## [The task]
Please transcribe the records precisely; pictures stay out of your copy.
## Start Extracted information
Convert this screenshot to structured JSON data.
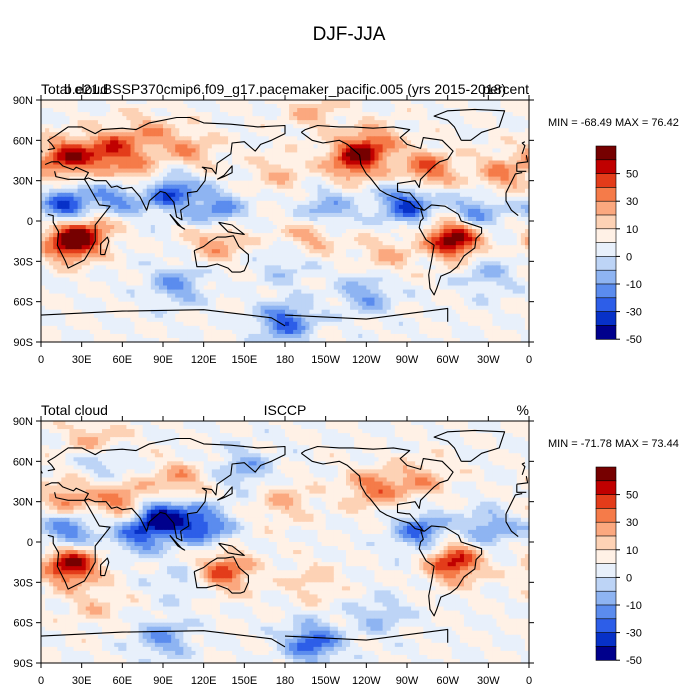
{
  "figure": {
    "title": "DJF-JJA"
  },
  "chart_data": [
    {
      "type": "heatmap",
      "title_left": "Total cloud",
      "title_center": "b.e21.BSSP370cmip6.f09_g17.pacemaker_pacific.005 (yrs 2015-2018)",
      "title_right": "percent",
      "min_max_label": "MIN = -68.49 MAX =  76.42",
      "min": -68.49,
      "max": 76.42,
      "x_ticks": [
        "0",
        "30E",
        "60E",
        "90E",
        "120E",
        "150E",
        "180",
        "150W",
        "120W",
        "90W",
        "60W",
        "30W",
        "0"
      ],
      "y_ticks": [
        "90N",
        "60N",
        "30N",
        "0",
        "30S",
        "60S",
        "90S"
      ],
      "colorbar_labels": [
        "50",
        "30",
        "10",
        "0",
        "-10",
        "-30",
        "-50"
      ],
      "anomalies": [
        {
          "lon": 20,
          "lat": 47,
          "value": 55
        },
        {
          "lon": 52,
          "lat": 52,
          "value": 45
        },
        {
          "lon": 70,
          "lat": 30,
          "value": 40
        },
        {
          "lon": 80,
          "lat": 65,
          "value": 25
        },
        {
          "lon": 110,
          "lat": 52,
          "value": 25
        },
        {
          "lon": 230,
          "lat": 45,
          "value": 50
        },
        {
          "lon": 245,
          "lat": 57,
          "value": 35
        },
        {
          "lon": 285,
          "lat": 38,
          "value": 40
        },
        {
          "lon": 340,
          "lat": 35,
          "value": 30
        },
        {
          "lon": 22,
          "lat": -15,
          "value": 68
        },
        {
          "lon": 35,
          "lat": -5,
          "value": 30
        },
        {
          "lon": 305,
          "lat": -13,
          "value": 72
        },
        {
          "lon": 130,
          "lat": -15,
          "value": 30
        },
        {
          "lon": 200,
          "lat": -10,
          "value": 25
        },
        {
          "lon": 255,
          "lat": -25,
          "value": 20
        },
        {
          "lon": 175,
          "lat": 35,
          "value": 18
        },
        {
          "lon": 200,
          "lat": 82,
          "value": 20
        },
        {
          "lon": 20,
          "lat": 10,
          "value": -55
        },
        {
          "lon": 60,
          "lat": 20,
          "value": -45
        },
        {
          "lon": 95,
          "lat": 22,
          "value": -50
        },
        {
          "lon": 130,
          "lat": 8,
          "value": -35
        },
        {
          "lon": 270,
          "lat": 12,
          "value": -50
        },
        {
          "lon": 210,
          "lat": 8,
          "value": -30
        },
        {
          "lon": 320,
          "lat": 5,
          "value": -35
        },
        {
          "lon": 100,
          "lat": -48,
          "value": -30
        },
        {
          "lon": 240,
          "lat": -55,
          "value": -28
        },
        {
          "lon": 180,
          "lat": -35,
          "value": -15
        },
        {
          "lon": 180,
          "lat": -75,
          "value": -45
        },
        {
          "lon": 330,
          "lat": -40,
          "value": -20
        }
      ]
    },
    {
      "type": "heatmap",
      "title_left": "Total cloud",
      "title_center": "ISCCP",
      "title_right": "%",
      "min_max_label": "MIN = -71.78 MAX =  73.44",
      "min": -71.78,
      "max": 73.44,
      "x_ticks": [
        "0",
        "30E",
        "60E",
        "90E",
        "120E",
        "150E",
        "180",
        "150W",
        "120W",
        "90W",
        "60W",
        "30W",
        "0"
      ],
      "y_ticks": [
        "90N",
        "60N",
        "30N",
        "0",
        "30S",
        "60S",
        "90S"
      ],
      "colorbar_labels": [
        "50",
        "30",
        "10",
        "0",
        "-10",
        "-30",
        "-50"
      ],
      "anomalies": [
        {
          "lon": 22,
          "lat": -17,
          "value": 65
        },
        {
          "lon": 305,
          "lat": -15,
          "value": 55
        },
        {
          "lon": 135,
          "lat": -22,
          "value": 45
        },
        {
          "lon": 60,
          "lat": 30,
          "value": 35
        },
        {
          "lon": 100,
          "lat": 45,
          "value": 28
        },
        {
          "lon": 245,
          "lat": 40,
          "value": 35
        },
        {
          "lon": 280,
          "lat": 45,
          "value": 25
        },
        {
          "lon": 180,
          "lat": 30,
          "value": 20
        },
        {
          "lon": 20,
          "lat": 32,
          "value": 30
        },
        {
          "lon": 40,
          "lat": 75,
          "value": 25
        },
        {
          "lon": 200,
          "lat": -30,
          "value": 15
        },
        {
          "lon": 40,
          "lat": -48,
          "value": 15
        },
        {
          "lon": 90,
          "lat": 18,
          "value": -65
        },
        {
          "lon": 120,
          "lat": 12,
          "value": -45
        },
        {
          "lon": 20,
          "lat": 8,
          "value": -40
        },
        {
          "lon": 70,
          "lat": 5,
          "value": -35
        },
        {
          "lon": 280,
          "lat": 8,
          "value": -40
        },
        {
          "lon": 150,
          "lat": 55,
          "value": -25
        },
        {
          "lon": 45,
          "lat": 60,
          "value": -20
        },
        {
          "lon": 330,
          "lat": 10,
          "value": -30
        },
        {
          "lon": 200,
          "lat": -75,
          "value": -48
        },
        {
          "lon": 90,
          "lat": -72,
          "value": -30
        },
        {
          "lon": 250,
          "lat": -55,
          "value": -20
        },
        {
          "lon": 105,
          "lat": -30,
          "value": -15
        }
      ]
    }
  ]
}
## End Extracted information
## [Solution to this task]
Convert this screenshot to structured JSON data.
{
  "figure": {
    "title": "DJF-JJA"
  },
  "chart_data": [
    {
      "type": "heatmap",
      "title_left": "Total cloud",
      "title_center": "b.e21.BSSP370cmip6.f09_g17.pacemaker_pacific.005 (yrs 2015-2018)",
      "title_right": "percent",
      "min_max_label": "MIN = -68.49 MAX =  76.42",
      "min": -68.49,
      "max": 76.42,
      "x_ticks": [
        "0",
        "30E",
        "60E",
        "90E",
        "120E",
        "150E",
        "180",
        "150W",
        "120W",
        "90W",
        "60W",
        "30W",
        "0"
      ],
      "y_ticks": [
        "90N",
        "60N",
        "30N",
        "0",
        "30S",
        "60S",
        "90S"
      ],
      "colorbar_labels": [
        "50",
        "30",
        "10",
        "0",
        "-10",
        "-30",
        "-50"
      ],
      "anomalies": [
        {
          "lon": 20,
          "lat": 47,
          "value": 55
        },
        {
          "lon": 52,
          "lat": 52,
          "value": 45
        },
        {
          "lon": 70,
          "lat": 30,
          "value": 40
        },
        {
          "lon": 80,
          "lat": 65,
          "value": 25
        },
        {
          "lon": 110,
          "lat": 52,
          "value": 25
        },
        {
          "lon": 230,
          "lat": 45,
          "value": 50
        },
        {
          "lon": 245,
          "lat": 57,
          "value": 35
        },
        {
          "lon": 285,
          "lat": 38,
          "value": 40
        },
        {
          "lon": 340,
          "lat": 35,
          "value": 30
        },
        {
          "lon": 22,
          "lat": -15,
          "value": 68
        },
        {
          "lon": 35,
          "lat": -5,
          "value": 30
        },
        {
          "lon": 305,
          "lat": -13,
          "value": 72
        },
        {
          "lon": 130,
          "lat": -15,
          "value": 30
        },
        {
          "lon": 200,
          "lat": -10,
          "value": 25
        },
        {
          "lon": 255,
          "lat": -25,
          "value": 20
        },
        {
          "lon": 175,
          "lat": 35,
          "value": 18
        },
        {
          "lon": 200,
          "lat": 82,
          "value": 20
        },
        {
          "lon": 20,
          "lat": 10,
          "value": -55
        },
        {
          "lon": 60,
          "lat": 20,
          "value": -45
        },
        {
          "lon": 95,
          "lat": 22,
          "value": -50
        },
        {
          "lon": 130,
          "lat": 8,
          "value": -35
        },
        {
          "lon": 270,
          "lat": 12,
          "value": -50
        },
        {
          "lon": 210,
          "lat": 8,
          "value": -30
        },
        {
          "lon": 320,
          "lat": 5,
          "value": -35
        },
        {
          "lon": 100,
          "lat": -48,
          "value": -30
        },
        {
          "lon": 240,
          "lat": -55,
          "value": -28
        },
        {
          "lon": 180,
          "lat": -35,
          "value": -15
        },
        {
          "lon": 180,
          "lat": -75,
          "value": -45
        },
        {
          "lon": 330,
          "lat": -40,
          "value": -20
        }
      ]
    },
    {
      "type": "heatmap",
      "title_left": "Total cloud",
      "title_center": "ISCCP",
      "title_right": "%",
      "min_max_label": "MIN = -71.78 MAX =  73.44",
      "min": -71.78,
      "max": 73.44,
      "x_ticks": [
        "0",
        "30E",
        "60E",
        "90E",
        "120E",
        "150E",
        "180",
        "150W",
        "120W",
        "90W",
        "60W",
        "30W",
        "0"
      ],
      "y_ticks": [
        "90N",
        "60N",
        "30N",
        "0",
        "30S",
        "60S",
        "90S"
      ],
      "colorbar_labels": [
        "50",
        "30",
        "10",
        "0",
        "-10",
        "-30",
        "-50"
      ],
      "anomalies": [
        {
          "lon": 22,
          "lat": -17,
          "value": 65
        },
        {
          "lon": 305,
          "lat": -15,
          "value": 55
        },
        {
          "lon": 135,
          "lat": -22,
          "value": 45
        },
        {
          "lon": 60,
          "lat": 30,
          "value": 35
        },
        {
          "lon": 100,
          "lat": 45,
          "value": 28
        },
        {
          "lon": 245,
          "lat": 40,
          "value": 35
        },
        {
          "lon": 280,
          "lat": 45,
          "value": 25
        },
        {
          "lon": 180,
          "lat": 30,
          "value": 20
        },
        {
          "lon": 20,
          "lat": 32,
          "value": 30
        },
        {
          "lon": 40,
          "lat": 75,
          "value": 25
        },
        {
          "lon": 200,
          "lat": -30,
          "value": 15
        },
        {
          "lon": 40,
          "lat": -48,
          "value": 15
        },
        {
          "lon": 90,
          "lat": 18,
          "value": -65
        },
        {
          "lon": 120,
          "lat": 12,
          "value": -45
        },
        {
          "lon": 20,
          "lat": 8,
          "value": -40
        },
        {
          "lon": 70,
          "lat": 5,
          "value": -35
        },
        {
          "lon": 280,
          "lat": 8,
          "value": -40
        },
        {
          "lon": 150,
          "lat": 55,
          "value": -25
        },
        {
          "lon": 45,
          "lat": 60,
          "value": -20
        },
        {
          "lon": 330,
          "lat": 10,
          "value": -30
        },
        {
          "lon": 200,
          "lat": -75,
          "value": -48
        },
        {
          "lon": 90,
          "lat": -72,
          "value": -30
        },
        {
          "lon": 250,
          "lat": -55,
          "value": -20
        },
        {
          "lon": 105,
          "lat": -30,
          "value": -15
        }
      ]
    }
  ]
}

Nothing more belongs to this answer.